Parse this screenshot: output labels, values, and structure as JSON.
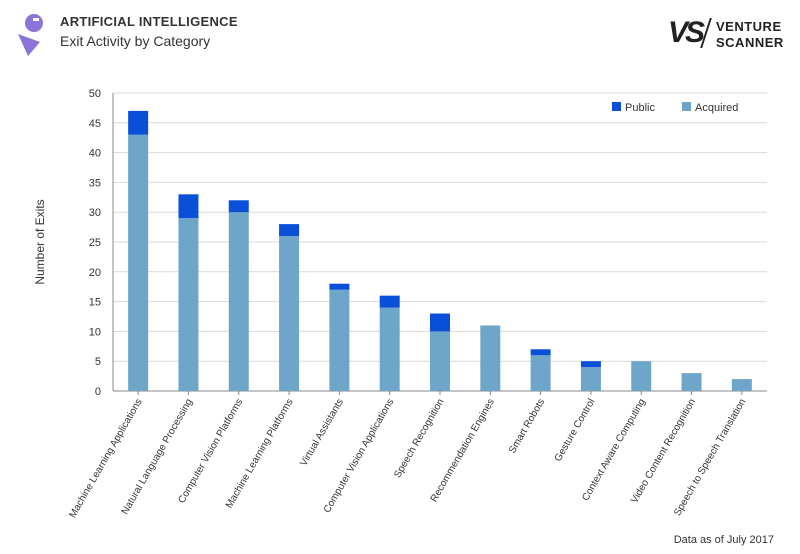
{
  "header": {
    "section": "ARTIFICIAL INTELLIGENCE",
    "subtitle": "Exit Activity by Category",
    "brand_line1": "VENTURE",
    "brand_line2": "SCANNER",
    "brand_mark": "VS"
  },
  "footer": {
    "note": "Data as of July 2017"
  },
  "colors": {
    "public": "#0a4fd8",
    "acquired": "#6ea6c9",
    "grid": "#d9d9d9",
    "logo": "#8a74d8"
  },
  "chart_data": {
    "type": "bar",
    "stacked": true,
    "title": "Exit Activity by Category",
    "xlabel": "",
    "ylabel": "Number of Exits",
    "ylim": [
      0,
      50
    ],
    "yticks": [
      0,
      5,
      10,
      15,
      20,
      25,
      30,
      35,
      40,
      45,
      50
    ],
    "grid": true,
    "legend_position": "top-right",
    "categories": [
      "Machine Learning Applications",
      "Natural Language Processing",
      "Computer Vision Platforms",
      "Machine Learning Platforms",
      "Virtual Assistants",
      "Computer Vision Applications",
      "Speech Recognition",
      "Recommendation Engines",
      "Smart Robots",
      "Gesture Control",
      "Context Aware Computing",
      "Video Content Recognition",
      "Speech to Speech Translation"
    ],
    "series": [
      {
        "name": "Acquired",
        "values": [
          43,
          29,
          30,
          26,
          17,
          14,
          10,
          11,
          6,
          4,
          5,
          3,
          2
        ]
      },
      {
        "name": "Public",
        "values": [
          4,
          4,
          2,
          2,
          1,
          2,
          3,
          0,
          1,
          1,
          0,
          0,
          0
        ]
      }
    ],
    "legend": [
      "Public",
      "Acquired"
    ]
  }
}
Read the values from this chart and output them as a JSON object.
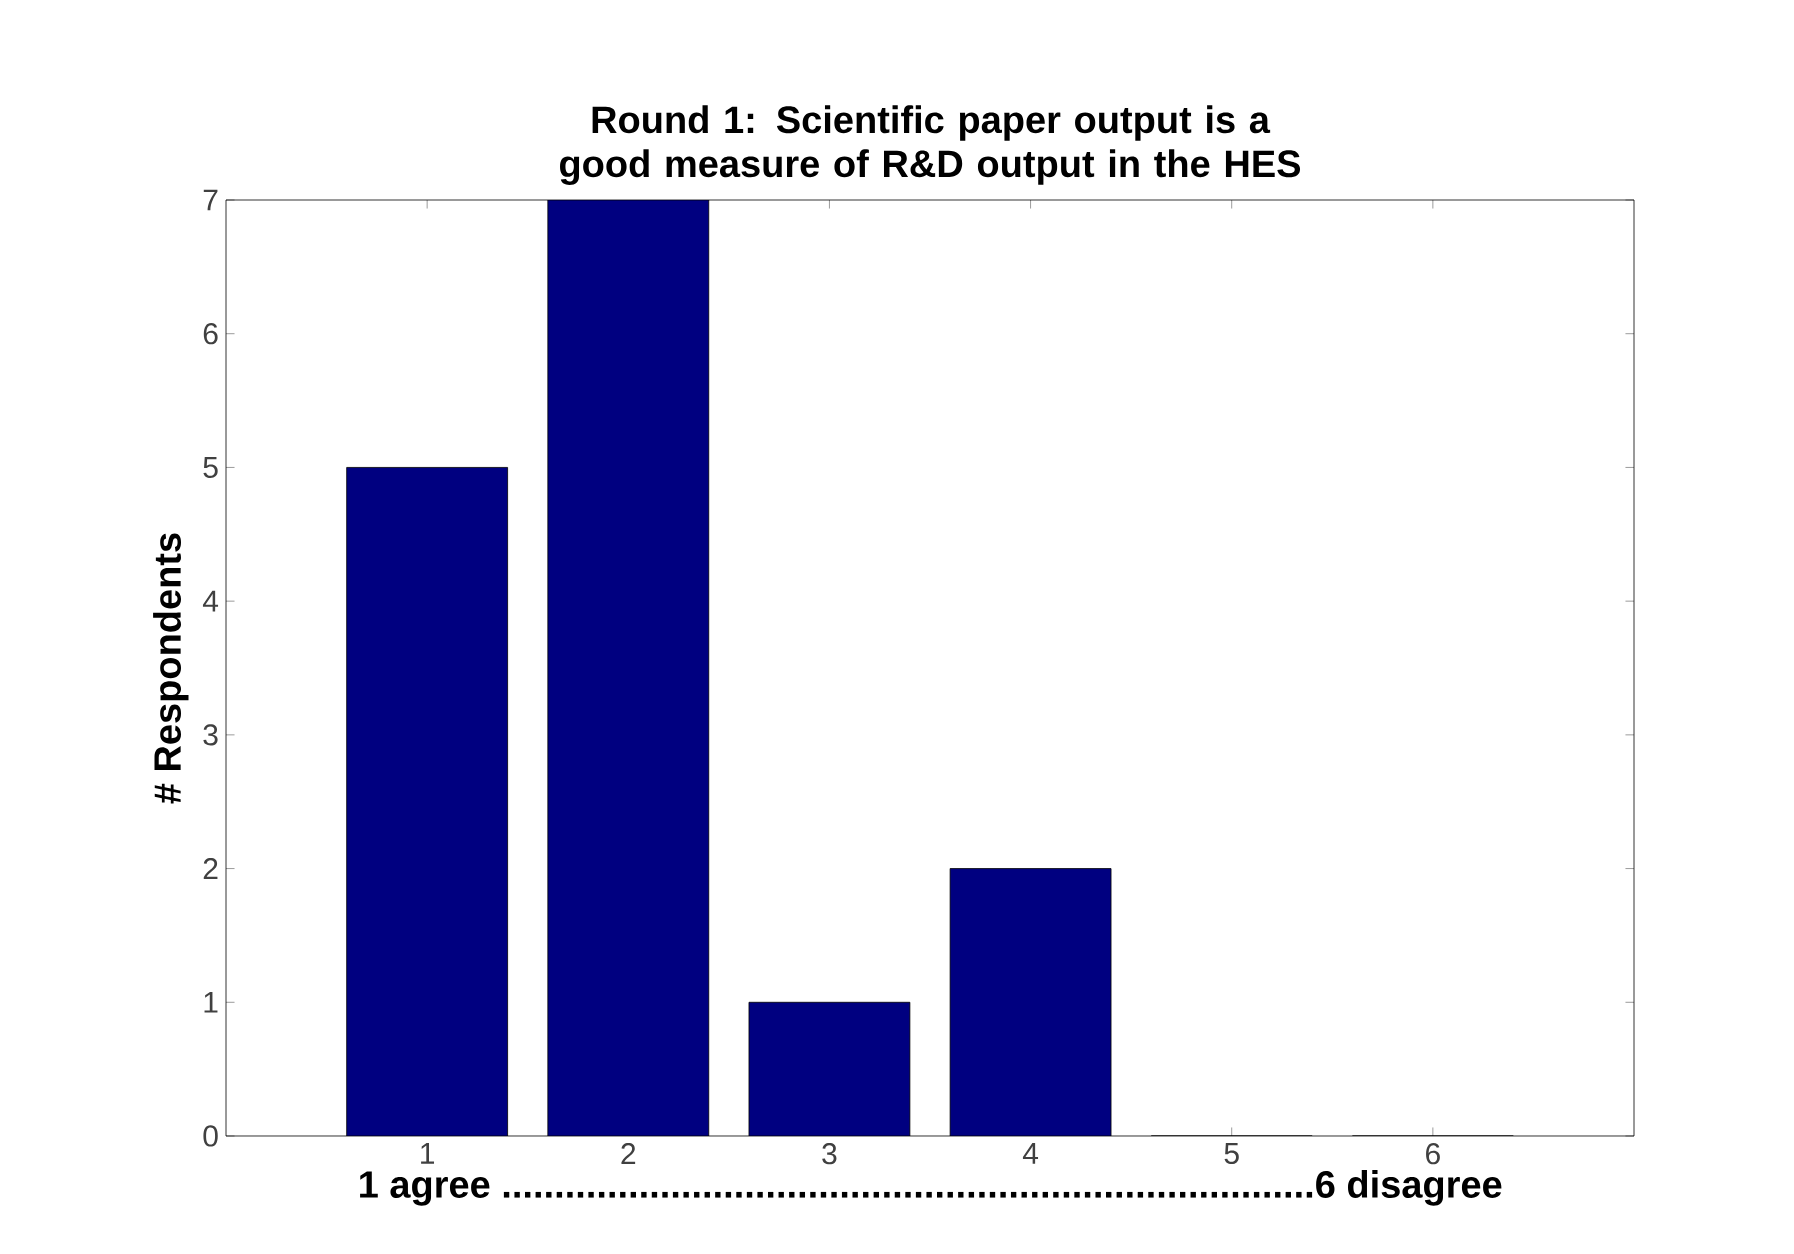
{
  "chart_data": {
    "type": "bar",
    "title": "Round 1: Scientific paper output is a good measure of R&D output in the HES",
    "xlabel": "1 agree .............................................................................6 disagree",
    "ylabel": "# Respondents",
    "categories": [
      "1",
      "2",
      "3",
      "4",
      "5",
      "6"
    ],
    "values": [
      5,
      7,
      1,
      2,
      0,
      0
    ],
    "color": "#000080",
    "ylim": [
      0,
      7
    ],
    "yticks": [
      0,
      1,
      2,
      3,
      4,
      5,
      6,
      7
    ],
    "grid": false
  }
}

::::

** GOAL **
Lines that hold the word "Category" are the ones to return, every one of them.

** ANSWER TO THIS EXERCISE **
    "subtitle": "Exit Activity by Category",
    "title": "Exit Activity by Category",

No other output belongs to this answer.